**THE EXERCISE**
Copy the data below line for line, without changing anything, and leave out the pictures.
--- START ---
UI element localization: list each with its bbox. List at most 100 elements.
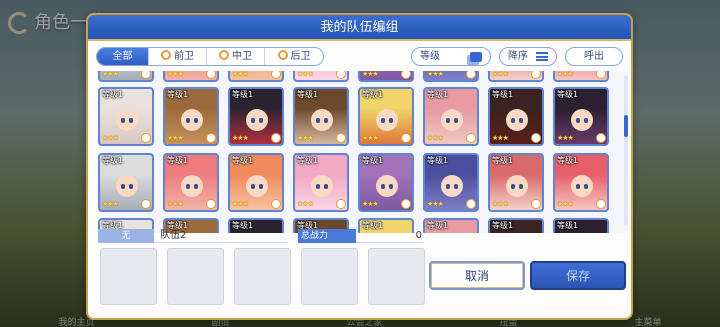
role-icon <box>141 71 151 79</box>
star-rating: ★★★ <box>297 134 314 142</box>
character-card[interactable]: 等级1 ★★★ <box>423 87 479 146</box>
star-rating: ★★★ <box>167 134 184 142</box>
character-level: 等级1 <box>102 90 124 99</box>
level-sort-icon <box>470 51 482 62</box>
star-rating: ★★★ <box>492 134 509 142</box>
character-level: 等级1 <box>167 156 189 165</box>
character-card[interactable]: 等级1 ★★★ <box>98 87 154 146</box>
team-name-field[interactable]: 无 队伍2 <box>98 229 288 243</box>
front-role-icon <box>161 50 171 60</box>
character-portrait <box>571 109 593 131</box>
character-card[interactable]: 等级1 ★★★ <box>163 153 219 212</box>
character-portrait <box>376 175 398 197</box>
tab-front[interactable]: 前卫 <box>149 48 207 65</box>
character-card[interactable]: 等级1 ★★★ <box>293 153 349 212</box>
team-slot-2[interactable] <box>167 248 224 305</box>
character-card[interactable]: ★★★ <box>163 71 219 82</box>
character-level: 等级1 <box>167 90 189 99</box>
character-card[interactable]: 等级1 ★★★ <box>163 87 219 146</box>
team-slots <box>100 248 425 305</box>
character-level: 等级1 <box>297 156 319 165</box>
sort-order-button[interactable]: 降序 <box>499 47 557 66</box>
character-portrait <box>246 175 268 197</box>
save-button[interactable]: 保存 <box>530 261 626 290</box>
character-card[interactable]: ★★★ <box>423 71 479 82</box>
total-power-label: 总战力 <box>298 229 356 243</box>
character-card[interactable]: 等级1 ★★★ <box>228 153 284 212</box>
character-portrait <box>181 109 203 131</box>
character-portrait <box>441 109 463 131</box>
role-icon <box>206 199 216 209</box>
character-roster: ★★★ ★★★ ★★★ ★★★ ★★★ ★★★ ★★★ ★★★ 等级1 ★★★ 等级1 ★★★ 等级1… <box>98 71 628 233</box>
role-icon <box>401 133 411 143</box>
sort-by-level-button[interactable]: 等级 <box>411 47 491 66</box>
character-card[interactable]: 等级1 ★★★ <box>358 87 414 146</box>
star-rating: ★★★ <box>232 134 249 142</box>
team-slot-1[interactable] <box>100 248 157 305</box>
character-card[interactable]: ★★★ <box>553 71 609 82</box>
filter-bar: 全部 前卫 中卫 后卫 等级 降序 呼出 <box>96 47 623 67</box>
team-edit-dialog: 我的队伍编组 全部 前卫 中卫 后卫 等级 降序 呼出 ★★★ ★★★ ★★★ ★★★… <box>86 13 633 320</box>
star-rating: ★★★ <box>232 200 249 208</box>
dialog-title: 我的队伍编组 <box>88 15 631 41</box>
star-rating: ★★★ <box>557 200 574 208</box>
character-card[interactable]: 等级1 ★★★ <box>423 153 479 212</box>
character-card[interactable]: ★★★ <box>293 71 349 82</box>
character-card[interactable]: 等级1 ★★★ <box>553 87 609 146</box>
role-icon <box>206 71 216 79</box>
character-level: 等级1 <box>427 90 449 99</box>
role-icon <box>596 133 606 143</box>
star-rating: ★★★ <box>362 71 379 78</box>
character-card[interactable]: ★★★ <box>228 71 284 82</box>
team-slot-3[interactable] <box>234 248 291 305</box>
role-icon <box>401 199 411 209</box>
character-level: 等级1 <box>232 90 254 99</box>
roster-scrollbar[interactable] <box>624 75 628 225</box>
scrollbar-thumb[interactable] <box>624 115 628 137</box>
role-icon <box>206 133 216 143</box>
team-info-bar: 无 队伍2 总战力 0 <box>98 229 628 243</box>
role-icon <box>401 71 411 79</box>
star-rating: ★★★ <box>232 71 249 78</box>
character-card[interactable]: 等级1 ★★★ <box>488 153 544 212</box>
character-portrait <box>311 109 333 131</box>
character-card[interactable]: ★★★ <box>358 71 414 82</box>
star-rating: ★★★ <box>557 71 574 78</box>
character-card[interactable]: 等级1 ★★★ <box>98 153 154 212</box>
character-level: 等级1 <box>492 90 514 99</box>
tab-all[interactable]: 全部 <box>97 48 149 65</box>
team-slot-4[interactable] <box>301 248 358 305</box>
total-power-value: 0 <box>415 230 422 241</box>
descending-sort-icon <box>536 52 548 61</box>
star-rating: ★★★ <box>167 71 184 78</box>
role-icon <box>466 199 476 209</box>
star-rating: ★★★ <box>102 134 119 142</box>
call-out-button[interactable]: 呼出 <box>565 47 623 66</box>
star-rating: ★★★ <box>427 200 444 208</box>
team-tag: 无 <box>98 229 154 243</box>
role-icon <box>531 133 541 143</box>
character-card[interactable]: ★★★ <box>98 71 154 82</box>
character-portrait <box>506 175 528 197</box>
role-icon <box>271 71 281 79</box>
character-card[interactable]: 等级1 ★★★ <box>358 153 414 212</box>
character-level: 等级1 <box>557 90 579 99</box>
character-card[interactable]: 等级1 ★★★ <box>228 87 284 146</box>
role-icon <box>141 133 151 143</box>
character-card[interactable]: 等级1 ★★★ <box>553 153 609 212</box>
back-role-icon <box>277 50 288 60</box>
star-rating: ★★★ <box>102 71 119 78</box>
character-portrait <box>116 109 138 131</box>
role-icon <box>141 199 151 209</box>
tab-back[interactable]: 后卫 <box>265 48 323 65</box>
character-portrait <box>506 109 528 131</box>
character-card[interactable]: 等级1 ★★★ <box>488 87 544 146</box>
tab-middle[interactable]: 中卫 <box>207 48 265 65</box>
role-icon <box>336 133 346 143</box>
star-rating: ★★★ <box>362 200 379 208</box>
character-card[interactable]: 等级1 ★★★ <box>293 87 349 146</box>
cancel-button[interactable]: 取消 <box>429 261 525 290</box>
team-slot-5[interactable] <box>368 248 425 305</box>
role-icon <box>336 199 346 209</box>
character-card[interactable]: ★★★ <box>488 71 544 82</box>
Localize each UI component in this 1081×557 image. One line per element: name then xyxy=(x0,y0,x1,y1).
--- END ---
**RESPONSE TO THE EXERCISE**
UI element localization: list each with its bbox. List at most 100 elements.
role-icon <box>141 71 151 79</box>
star-rating: ★★★ <box>297 134 314 142</box>
character-card[interactable]: 等级1 ★★★ <box>423 87 479 146</box>
star-rating: ★★★ <box>167 134 184 142</box>
character-level: 等级1 <box>102 90 124 99</box>
level-sort-icon <box>470 51 482 62</box>
star-rating: ★★★ <box>492 134 509 142</box>
character-level: 等级1 <box>167 156 189 165</box>
character-card[interactable]: 等级1 ★★★ <box>98 87 154 146</box>
team-name-field[interactable]: 无 队伍2 <box>98 229 288 243</box>
front-role-icon <box>161 50 171 60</box>
character-portrait <box>571 109 593 131</box>
character-card[interactable]: 等级1 ★★★ <box>163 153 219 212</box>
character-portrait <box>376 175 398 197</box>
tab-front[interactable]: 前卫 <box>149 48 207 65</box>
character-card[interactable]: 等级1 ★★★ <box>293 153 349 212</box>
team-slot-2[interactable] <box>167 248 224 305</box>
character-card[interactable]: ★★★ <box>163 71 219 82</box>
character-level: 等级1 <box>167 90 189 99</box>
character-card[interactable]: 等级1 ★★★ <box>163 87 219 146</box>
team-slots <box>100 248 425 305</box>
character-level: 等级1 <box>297 156 319 165</box>
sort-order-button[interactable]: 降序 <box>499 47 557 66</box>
character-portrait <box>246 175 268 197</box>
save-button[interactable]: 保存 <box>530 261 626 290</box>
character-card[interactable]: ★★★ <box>423 71 479 82</box>
total-power-label: 总战力 <box>298 229 356 243</box>
character-card[interactable]: 等级1 ★★★ <box>228 153 284 212</box>
character-portrait <box>181 109 203 131</box>
character-portrait <box>441 109 463 131</box>
role-icon <box>206 199 216 209</box>
character-roster: ★★★ ★★★ ★★★ ★★★ ★★★ ★★★ ★★★ ★★★ 等级1 ★★★ 等级1 ★★★ 等级1… <box>98 71 628 233</box>
role-icon <box>401 133 411 143</box>
sort-by-level-button[interactable]: 等级 <box>411 47 491 66</box>
character-card[interactable]: 等级1 ★★★ <box>358 87 414 146</box>
star-rating: ★★★ <box>232 134 249 142</box>
team-slot-1[interactable] <box>100 248 157 305</box>
character-card[interactable]: ★★★ <box>553 71 609 82</box>
filter-bar: 全部 前卫 中卫 后卫 等级 降序 呼出 <box>96 47 623 67</box>
team-edit-dialog: 我的队伍编组 全部 前卫 中卫 后卫 等级 降序 呼出 ★★★ ★★★ ★★★ ★★★… <box>86 13 633 320</box>
star-rating: ★★★ <box>232 200 249 208</box>
dialog-title: 我的队伍编组 <box>88 15 631 41</box>
star-rating: ★★★ <box>557 200 574 208</box>
character-card[interactable]: 等级1 ★★★ <box>423 153 479 212</box>
character-card[interactable]: ★★★ <box>293 71 349 82</box>
character-card[interactable]: 等级1 ★★★ <box>553 87 609 146</box>
role-icon <box>206 71 216 79</box>
character-level: 等级1 <box>427 90 449 99</box>
role-icon <box>596 133 606 143</box>
star-rating: ★★★ <box>362 71 379 78</box>
character-card[interactable]: ★★★ <box>228 71 284 82</box>
team-slot-3[interactable] <box>234 248 291 305</box>
role-icon <box>401 199 411 209</box>
character-level: 等级1 <box>232 90 254 99</box>
roster-scrollbar[interactable] <box>624 75 628 225</box>
scrollbar-thumb[interactable] <box>624 115 628 137</box>
role-icon <box>206 133 216 143</box>
team-info-bar: 无 队伍2 总战力 0 <box>98 229 628 243</box>
role-icon <box>401 71 411 79</box>
star-rating: ★★★ <box>232 71 249 78</box>
character-card[interactable]: 等级1 ★★★ <box>488 153 544 212</box>
character-portrait <box>311 109 333 131</box>
character-card[interactable]: ★★★ <box>358 71 414 82</box>
star-rating: ★★★ <box>557 71 574 78</box>
character-card[interactable]: 等级1 ★★★ <box>98 153 154 212</box>
character-level: 等级1 <box>492 90 514 99</box>
tab-all[interactable]: 全部 <box>97 48 149 65</box>
team-slot-4[interactable] <box>301 248 358 305</box>
total-power-value: 0 <box>415 230 422 241</box>
descending-sort-icon <box>536 52 548 61</box>
star-rating: ★★★ <box>167 71 184 78</box>
role-icon <box>466 199 476 209</box>
star-rating: ★★★ <box>102 134 119 142</box>
call-out-button[interactable]: 呼出 <box>565 47 623 66</box>
star-rating: ★★★ <box>427 200 444 208</box>
team-tag: 无 <box>98 229 154 243</box>
role-icon <box>531 133 541 143</box>
character-card[interactable]: ★★★ <box>98 71 154 82</box>
character-portrait <box>506 175 528 197</box>
role-icon <box>271 71 281 79</box>
character-card[interactable]: 等级1 ★★★ <box>358 153 414 212</box>
character-level: 等级1 <box>557 90 579 99</box>
character-card[interactable]: 等级1 ★★★ <box>228 87 284 146</box>
role-icon <box>141 133 151 143</box>
character-card[interactable]: 等级1 ★★★ <box>553 153 609 212</box>
back-role-icon <box>277 50 288 60</box>
star-rating: ★★★ <box>102 71 119 78</box>
character-portrait <box>116 109 138 131</box>
role-icon <box>141 199 151 209</box>
tab-back[interactable]: 后卫 <box>265 48 323 65</box>
character-portrait <box>506 109 528 131</box>
character-card[interactable]: 等级1 ★★★ <box>488 87 544 146</box>
tab-middle[interactable]: 中卫 <box>207 48 265 65</box>
role-icon <box>336 133 346 143</box>
star-rating: ★★★ <box>362 200 379 208</box>
character-card[interactable]: 等级1 ★★★ <box>293 87 349 146</box>
cancel-button[interactable]: 取消 <box>429 261 525 290</box>
team-slot-5[interactable] <box>368 248 425 305</box>
role-icon <box>336 199 346 209</box>
character-card[interactable]: ★★★ <box>488 71 544 82</box>
Localize each UI component in this 1081×557 image. One line per element: name then xyxy=(x0,y0,x1,y1).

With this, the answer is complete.